*Task objective:* Could you write out the records below exactly as they appear?

*Extracted entries:*
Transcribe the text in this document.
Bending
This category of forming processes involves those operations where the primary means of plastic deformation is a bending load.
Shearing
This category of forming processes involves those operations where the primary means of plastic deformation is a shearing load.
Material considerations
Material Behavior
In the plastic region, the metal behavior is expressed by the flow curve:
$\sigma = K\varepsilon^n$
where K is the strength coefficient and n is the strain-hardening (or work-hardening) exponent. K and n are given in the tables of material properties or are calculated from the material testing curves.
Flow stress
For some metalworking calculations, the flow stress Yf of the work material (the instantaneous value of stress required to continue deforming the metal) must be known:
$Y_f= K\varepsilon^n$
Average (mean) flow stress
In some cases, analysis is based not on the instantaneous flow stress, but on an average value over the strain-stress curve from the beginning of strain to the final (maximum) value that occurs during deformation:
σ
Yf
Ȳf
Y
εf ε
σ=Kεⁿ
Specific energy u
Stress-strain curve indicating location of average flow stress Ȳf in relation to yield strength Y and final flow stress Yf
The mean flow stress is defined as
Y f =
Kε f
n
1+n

*Result below:*
Transcribe the text in this document.
Bending
This category of forming processes involves those operations where the primary means of plastic deformation is a bending load.
Shearing
This category of forming processes involves those operations where the primary means of plastic deformation is a shearing load.
Material considerations
Material Behavior
In the plastic region, the metal behavior is expressed by the flow curve:
$\sigma = K\varepsilon^n$
where K is the strength coefficient and n is the strain-hardening (or work-hardening) exponent. K and n are given in the tables of material properties or are calculated from the material testing curves.
Flow stress
For some metalworking calculations, the flow stress Yf of the work material (the instantaneous value of stress required to continue deforming the metal) must be known:
$Y_f= K\varepsilon^n$
Average (mean) flow stress
In some cases, analysis is based not on the instantaneous flow stress, but on an average value over the strain-stress curve from the beginning of strain to the final (maximum) value that occurs during deformation:
σ
Yf
Ȳf
Y
εf ε
σ=Kεⁿ
Specific energy u
Stress-strain curve indicating location of average flow stress Ȳf in relation to yield strength Y and final flow stress Yf
The mean flow stress is defined as
Y f =
Kε f
n
1+n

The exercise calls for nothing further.